::: EXERCISE INPUT

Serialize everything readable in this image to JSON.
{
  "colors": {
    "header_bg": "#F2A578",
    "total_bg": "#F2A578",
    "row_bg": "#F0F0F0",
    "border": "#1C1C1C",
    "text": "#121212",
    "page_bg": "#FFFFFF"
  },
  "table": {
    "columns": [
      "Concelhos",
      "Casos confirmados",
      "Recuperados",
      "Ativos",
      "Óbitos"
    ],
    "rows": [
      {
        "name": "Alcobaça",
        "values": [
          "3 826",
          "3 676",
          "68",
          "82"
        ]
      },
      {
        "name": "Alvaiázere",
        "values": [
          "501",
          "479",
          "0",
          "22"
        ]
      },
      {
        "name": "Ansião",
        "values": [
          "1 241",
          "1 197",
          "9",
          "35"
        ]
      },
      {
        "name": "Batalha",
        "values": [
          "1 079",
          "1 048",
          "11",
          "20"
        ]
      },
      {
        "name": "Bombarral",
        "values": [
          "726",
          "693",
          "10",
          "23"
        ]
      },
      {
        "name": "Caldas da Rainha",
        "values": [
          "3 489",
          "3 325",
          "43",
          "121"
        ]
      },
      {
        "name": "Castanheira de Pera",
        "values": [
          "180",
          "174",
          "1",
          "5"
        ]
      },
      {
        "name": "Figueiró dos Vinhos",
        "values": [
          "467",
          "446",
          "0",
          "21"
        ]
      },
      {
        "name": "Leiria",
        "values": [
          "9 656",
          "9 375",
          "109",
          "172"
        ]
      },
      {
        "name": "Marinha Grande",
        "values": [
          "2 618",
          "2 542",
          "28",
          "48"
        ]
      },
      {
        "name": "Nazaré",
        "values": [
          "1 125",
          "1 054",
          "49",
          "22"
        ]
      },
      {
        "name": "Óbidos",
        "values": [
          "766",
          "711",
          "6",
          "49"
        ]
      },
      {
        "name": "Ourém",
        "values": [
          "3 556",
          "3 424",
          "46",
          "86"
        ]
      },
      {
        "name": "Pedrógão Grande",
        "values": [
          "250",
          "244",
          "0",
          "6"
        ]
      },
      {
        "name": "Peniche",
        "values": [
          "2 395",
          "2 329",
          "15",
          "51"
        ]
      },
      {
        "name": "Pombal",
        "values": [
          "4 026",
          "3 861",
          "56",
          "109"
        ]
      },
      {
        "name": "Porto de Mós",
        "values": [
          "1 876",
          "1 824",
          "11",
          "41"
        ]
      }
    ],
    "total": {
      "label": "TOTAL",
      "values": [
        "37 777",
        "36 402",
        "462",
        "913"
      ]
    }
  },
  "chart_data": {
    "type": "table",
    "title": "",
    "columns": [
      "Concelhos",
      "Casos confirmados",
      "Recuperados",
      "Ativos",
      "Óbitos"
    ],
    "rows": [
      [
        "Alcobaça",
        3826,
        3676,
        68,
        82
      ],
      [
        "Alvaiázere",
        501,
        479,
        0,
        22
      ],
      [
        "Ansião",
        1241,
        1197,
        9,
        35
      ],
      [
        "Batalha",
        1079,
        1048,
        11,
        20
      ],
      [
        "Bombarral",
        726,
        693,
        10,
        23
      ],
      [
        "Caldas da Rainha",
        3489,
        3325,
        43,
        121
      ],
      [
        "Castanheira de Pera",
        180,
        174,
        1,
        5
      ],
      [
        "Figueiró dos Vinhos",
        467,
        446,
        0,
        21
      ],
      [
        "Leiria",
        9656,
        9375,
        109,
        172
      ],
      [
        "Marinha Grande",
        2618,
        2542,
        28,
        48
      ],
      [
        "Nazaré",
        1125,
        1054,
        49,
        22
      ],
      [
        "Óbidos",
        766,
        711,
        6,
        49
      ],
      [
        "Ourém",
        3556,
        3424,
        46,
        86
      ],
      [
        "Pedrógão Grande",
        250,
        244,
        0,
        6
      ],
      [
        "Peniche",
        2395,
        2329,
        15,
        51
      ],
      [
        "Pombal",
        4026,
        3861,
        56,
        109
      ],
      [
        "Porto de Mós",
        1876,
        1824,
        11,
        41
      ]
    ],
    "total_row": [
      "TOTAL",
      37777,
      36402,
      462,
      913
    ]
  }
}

::::::

• **TASK OBJECTIVE**:
From the entries, report each line that includes the word "Marinha".

• **THE RESPONSE**:
        "name": "Marinha Grande",
        "Marinha Grande",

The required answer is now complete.